◆ What is expected:
Leave out any picture and return the remaining listing below exactly as given.

◆ Material for the task:
-------------------------
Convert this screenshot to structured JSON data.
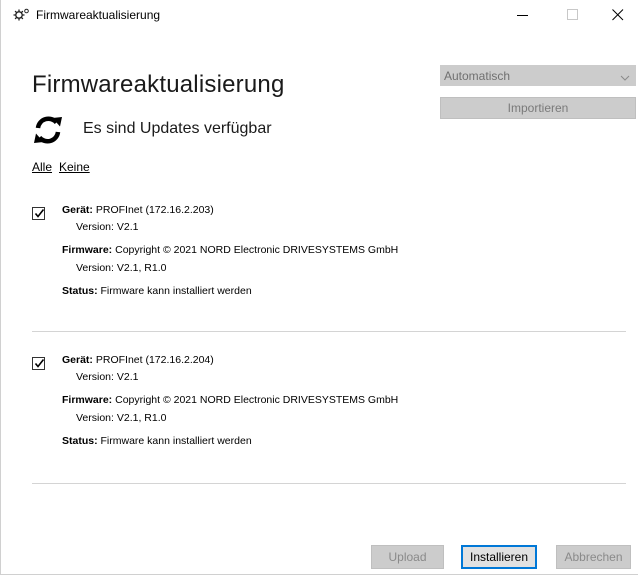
{
  "window": {
    "title": "Firmwareaktualisierung"
  },
  "header": {
    "heading": "Firmwareaktualisierung",
    "status": "Es sind Updates verfügbar",
    "select_all": "Alle",
    "select_none": "Keine"
  },
  "options": {
    "mode_value": "Automatisch",
    "import_label": "Importieren"
  },
  "labels": {
    "device": "Gerät:",
    "firmware": "Firmware:",
    "status": "Status:"
  },
  "devices": [
    {
      "checked": true,
      "name": "PROFInet (172.16.2.203)",
      "version": "Version: V2.1",
      "firmware": "Copyright © 2021 NORD Electronic DRIVESYSTEMS GmbH",
      "firmware_version": "Version: V2.1, R1.0",
      "status": "Firmware kann installiert werden"
    },
    {
      "checked": true,
      "name": "PROFInet (172.16.2.204)",
      "version": "Version: V2.1",
      "firmware": "Copyright © 2021 NORD Electronic DRIVESYSTEMS GmbH",
      "firmware_version": "Version: V2.1, R1.0",
      "status": "Firmware kann installiert werden"
    }
  ],
  "footer": {
    "upload_label": "Upload",
    "install_label": "Installieren",
    "cancel_label": "Abbrechen"
  },
  "icons": {
    "app": "gear-icon",
    "refresh": "refresh-icon",
    "minimize": "minimize-icon",
    "maximize": "maximize-icon",
    "close": "close-icon",
    "dropdown": "chevron-down-icon",
    "checkbox": "checkmark-icon"
  },
  "colors": {
    "accent": "#0078d7",
    "disabled_bg": "#cccccc",
    "disabled_text": "#8a8a8a"
  }
}
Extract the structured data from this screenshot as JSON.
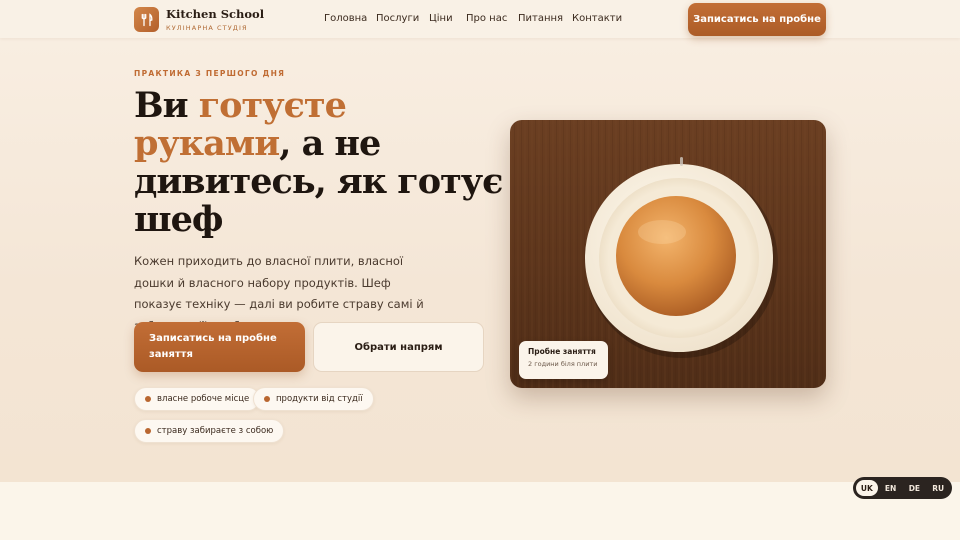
{
  "brand": {
    "name": "Kitchen School",
    "subtitle": "КУЛІНАРНА СТУДІЯ",
    "logo_icon": "fork-knife-icon",
    "accent_color": "#b9662f"
  },
  "nav": {
    "items": [
      "Головна",
      "Послуги",
      "Ціни",
      "Про нас",
      "Питання",
      "Контакти"
    ]
  },
  "header_cta": "Записатись на пробне",
  "hero": {
    "eyebrow": "ПРАКТИКА З ПЕРШОГО ДНЯ",
    "headline": {
      "part1": "Ви ",
      "accent1": "готуєте",
      "accent2": "руками",
      "part2": ", а не дивитесь, як готує шеф"
    },
    "lead": "Кожен приходить до власної плити, власної дошки й власного набору продуктів. Шеф показує техніку — далі ви робите страву самі й забираєте її з собою.",
    "primary_button": "Записатись на пробне заняття",
    "secondary_button": "Обрати напрям",
    "chips": [
      "власне робоче місце",
      "продукти від студії",
      "страву забираєте з собою"
    ]
  },
  "photo_card": {
    "title": "Пробне заняття",
    "subtitle": "2 години біля плити"
  },
  "languages": {
    "items": [
      "UK",
      "EN",
      "DE",
      "RU"
    ],
    "active": "UK"
  }
}
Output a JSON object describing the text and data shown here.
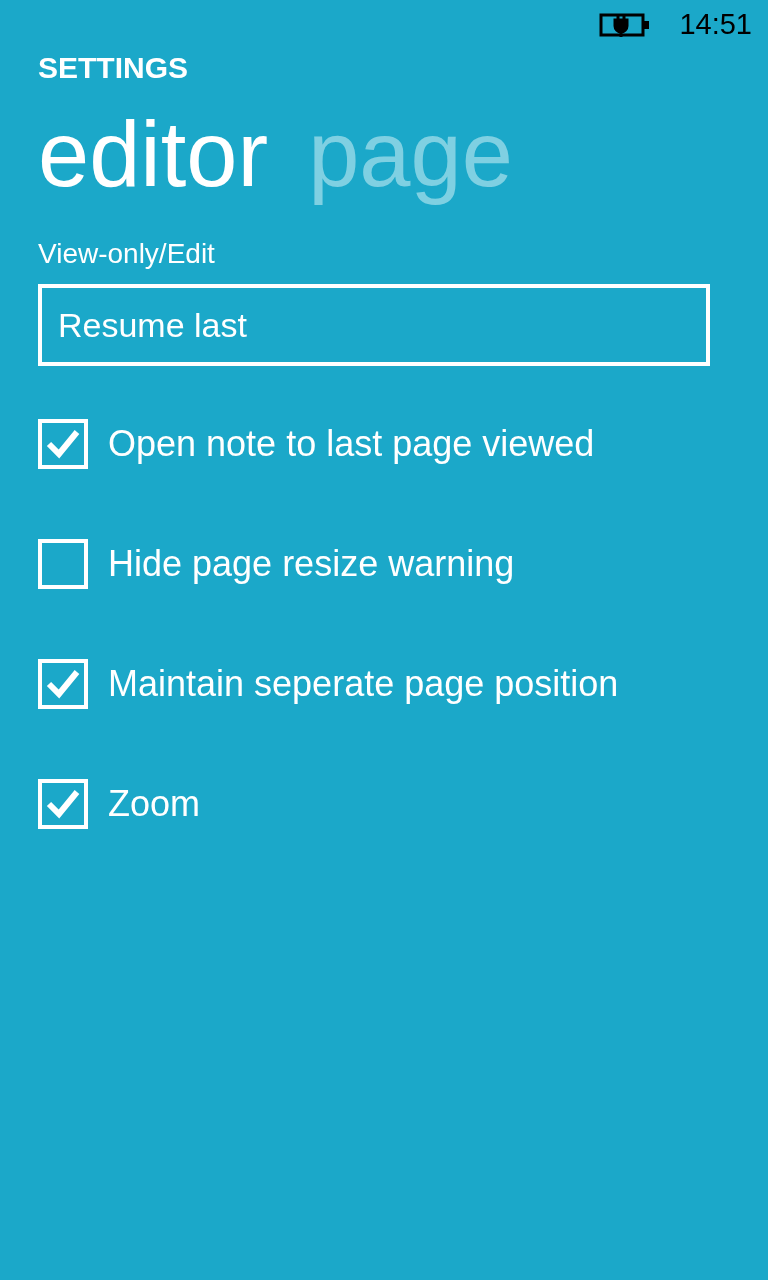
{
  "status_bar": {
    "time": "14:51"
  },
  "app_title": "SETTINGS",
  "pivots": [
    {
      "label": "editor",
      "selected": true
    },
    {
      "label": "page",
      "selected": false
    }
  ],
  "view_mode": {
    "label": "View-only/Edit",
    "value": "Resume last"
  },
  "options": [
    {
      "label": "Open note to last page viewed",
      "checked": true
    },
    {
      "label": "Hide page resize warning",
      "checked": false
    },
    {
      "label": "Maintain seperate page position",
      "checked": true
    },
    {
      "label": "Zoom",
      "checked": true
    }
  ]
}
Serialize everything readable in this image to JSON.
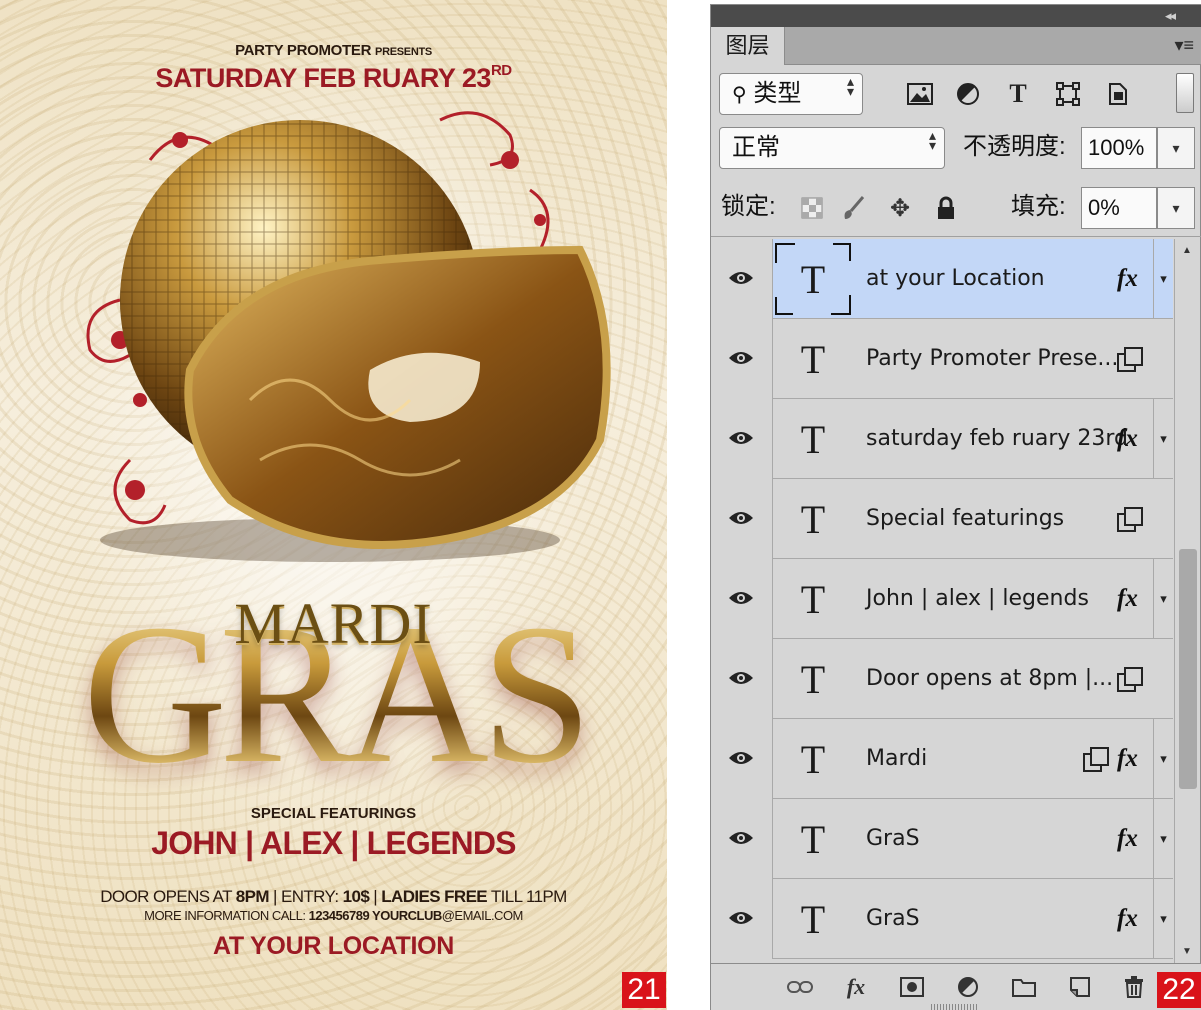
{
  "poster": {
    "presenter_main": "PARTY PROMOTER",
    "presenter_small": "PRESENTS",
    "date_text": "SATURDAY FEB RUARY 23",
    "date_sup": "RD",
    "title_top": "MARDI",
    "title_main": "GRAS",
    "special_label": "SPECIAL FEATURINGS",
    "headliners": "JOHN | ALEX | LEGENDS",
    "door_prefix": "DOOR OPENS AT ",
    "door_time": "8PM",
    "door_mid1": " | ENTRY: ",
    "door_entry": "10$",
    "door_mid2": " | ",
    "door_ladies": "LADIES FREE",
    "door_suffix": " TILL 11PM",
    "more_prefix": "MORE INFORMATION CALL: ",
    "more_phone": "123456789 YOURCLUB",
    "more_suffix": "@EMAIL.COM",
    "location": "AT YOUR LOCATION",
    "badge": "21"
  },
  "panel": {
    "collapse_glyph": "◂◂",
    "tab_label": "图层",
    "menu_glyph": "▾≡",
    "filter_type_label": "类型",
    "blend_mode": "正常",
    "opacity_label": "不透明度:",
    "opacity_value": "100%",
    "lock_label": "锁定:",
    "fill_label": "填充:",
    "fill_value": "0%",
    "badge": "22",
    "layers": [
      {
        "name": "at your Location",
        "selected": true,
        "fx": true,
        "linked": false
      },
      {
        "name": "Party Promoter Prese...",
        "selected": false,
        "fx": false,
        "linked": true
      },
      {
        "name": "saturday feb ruary 23rd",
        "selected": false,
        "fx": true,
        "linked": false
      },
      {
        "name": "Special featurings",
        "selected": false,
        "fx": false,
        "linked": true
      },
      {
        "name": "John | alex | legends",
        "selected": false,
        "fx": true,
        "linked": false
      },
      {
        "name": "Door opens at 8pm |...",
        "selected": false,
        "fx": false,
        "linked": true
      },
      {
        "name": "Mardi",
        "selected": false,
        "fx": true,
        "linked": true
      },
      {
        "name": "GraS",
        "selected": false,
        "fx": true,
        "linked": false
      },
      {
        "name": "GraS",
        "selected": false,
        "fx": true,
        "linked": false
      }
    ],
    "thumb_glyph": "T",
    "fx_glyph": "fx"
  },
  "colors": {
    "accent_red": "#9b1a24",
    "selection_blue": "#c3d7f7",
    "panel_gray": "#d6d6d6",
    "badge_red": "#d9131a"
  }
}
-------------------------
◆ Solution:
Convert this screenshot to structured JSON data.
{
  "window": {
    "title": "Firmwareaktualisierung"
  },
  "header": {
    "heading": "Firmwareaktualisierung",
    "status": "Es sind Updates verfügbar",
    "select_all": "Alle",
    "select_none": "Keine"
  },
  "options": {
    "mode_value": "Automatisch",
    "import_label": "Importieren"
  },
  "labels": {
    "device": "Gerät:",
    "firmware": "Firmware:",
    "status": "Status:"
  },
  "devices": [
    {
      "checked": true,
      "name": "PROFInet (172.16.2.203)",
      "version": "Version: V2.1",
      "firmware": "Copyright © 2021 NORD Electronic DRIVESYSTEMS GmbH",
      "firmware_version": "Version: V2.1, R1.0",
      "status": "Firmware kann installiert werden"
    },
    {
      "checked": true,
      "name": "PROFInet (172.16.2.204)",
      "version": "Version: V2.1",
      "firmware": "Copyright © 2021 NORD Electronic DRIVESYSTEMS GmbH",
      "firmware_version": "Version: V2.1, R1.0",
      "status": "Firmware kann installiert werden"
    }
  ],
  "footer": {
    "upload_label": "Upload",
    "install_label": "Installieren",
    "cancel_label": "Abbrechen"
  },
  "icons": {
    "app": "gear-icon",
    "refresh": "refresh-icon",
    "minimize": "minimize-icon",
    "maximize": "maximize-icon",
    "close": "close-icon",
    "dropdown": "chevron-down-icon",
    "checkbox": "checkmark-icon"
  },
  "colors": {
    "accent": "#0078d7",
    "disabled_bg": "#cccccc",
    "disabled_text": "#8a8a8a"
  }
}
Extract the structured data from this screenshot as JSON.
{
  "brand": {
    "name": "Kitchen School",
    "subtitle": "КУЛІНАРНА СТУДІЯ",
    "logo_icon": "fork-knife-icon",
    "accent_color": "#b9662f"
  },
  "nav": {
    "items": [
      "Головна",
      "Послуги",
      "Ціни",
      "Про нас",
      "Питання",
      "Контакти"
    ]
  },
  "header_cta": "Записатись на пробне",
  "hero": {
    "eyebrow": "ПРАКТИКА З ПЕРШОГО ДНЯ",
    "headline": {
      "part1": "Ви ",
      "accent1": "готуєте",
      "accent2": "руками",
      "part2": ", а не дивитесь, як готує шеф"
    },
    "lead": "Кожен приходить до власної плити, власної дошки й власного набору продуктів. Шеф показує техніку — далі ви робите страву самі й забираєте її з собою.",
    "primary_button": "Записатись на пробне заняття",
    "secondary_button": "Обрати напрям",
    "chips": [
      "власне робоче місце",
      "продукти від студії",
      "страву забираєте з собою"
    ]
  },
  "photo_card": {
    "title": "Пробне заняття",
    "subtitle": "2 години біля плити"
  },
  "languages": {
    "items": [
      "UK",
      "EN",
      "DE",
      "RU"
    ],
    "active": "UK"
  }
}
Output a JSON object describing the text and data shown here.
{
  "status_bar": {
    "time": "14:51"
  },
  "app_title": "SETTINGS",
  "pivots": [
    {
      "label": "editor",
      "selected": true
    },
    {
      "label": "page",
      "selected": false
    }
  ],
  "view_mode": {
    "label": "View-only/Edit",
    "value": "Resume last"
  },
  "options": [
    {
      "label": "Open note to last page viewed",
      "checked": true
    },
    {
      "label": "Hide page resize warning",
      "checked": false
    },
    {
      "label": "Maintain seperate page position",
      "checked": true
    },
    {
      "label": "Zoom",
      "checked": true
    }
  ]
}
Serialize everything readable in this image to JSON.
{
  "poster": {
    "presenter_main": "PARTY PROMOTER",
    "presenter_small": "PRESENTS",
    "date_text": "SATURDAY FEB RUARY 23",
    "date_sup": "RD",
    "title_top": "MARDI",
    "title_main": "GRAS",
    "special_label": "SPECIAL FEATURINGS",
    "headliners": "JOHN | ALEX | LEGENDS",
    "door_prefix": "DOOR OPENS AT ",
    "door_time": "8PM",
    "door_mid1": " | ENTRY: ",
    "door_entry": "10$",
    "door_mid2": " | ",
    "door_ladies": "LADIES FREE",
    "door_suffix": " TILL 11PM",
    "more_prefix": "MORE INFORMATION CALL: ",
    "more_phone": "123456789 YOURCLUB",
    "more_suffix": "@EMAIL.COM",
    "location": "AT YOUR LOCATION",
    "badge": "21"
  },
  "panel": {
    "collapse_glyph": "◂◂",
    "tab_label": "图层",
    "menu_glyph": "▾≡",
    "filter_type_label": "类型",
    "blend_mode": "正常",
    "opacity_label": "不透明度:",
    "opacity_value": "100%",
    "lock_label": "锁定:",
    "fill_label": "填充:",
    "fill_value": "0%",
    "badge": "22",
    "layers": [
      {
        "name": "at your Location",
        "selected": true,
        "fx": true,
        "linked": false
      },
      {
        "name": "Party Promoter Prese...",
        "selected": false,
        "fx": false,
        "linked": true
      },
      {
        "name": "saturday feb ruary 23rd",
        "selected": false,
        "fx": true,
        "linked": false
      },
      {
        "name": "Special featurings",
        "selected": false,
        "fx": false,
        "linked": true
      },
      {
        "name": "John | alex | legends",
        "selected": false,
        "fx": true,
        "linked": false
      },
      {
        "name": "Door opens at 8pm |...",
        "selected": false,
        "fx": false,
        "linked": true
      },
      {
        "name": "Mardi",
        "selected": false,
        "fx": true,
        "linked": true
      },
      {
        "name": "GraS",
        "selected": false,
        "fx": true,
        "linked": false
      },
      {
        "name": "GraS",
        "selected": false,
        "fx": true,
        "linked": false
      }
    ],
    "thumb_glyph": "T",
    "fx_glyph": "fx"
  },
  "colors": {
    "accent_red": "#9b1a24",
    "selection_blue": "#c3d7f7",
    "panel_gray": "#d6d6d6",
    "badge_red": "#d9131a"
  }
}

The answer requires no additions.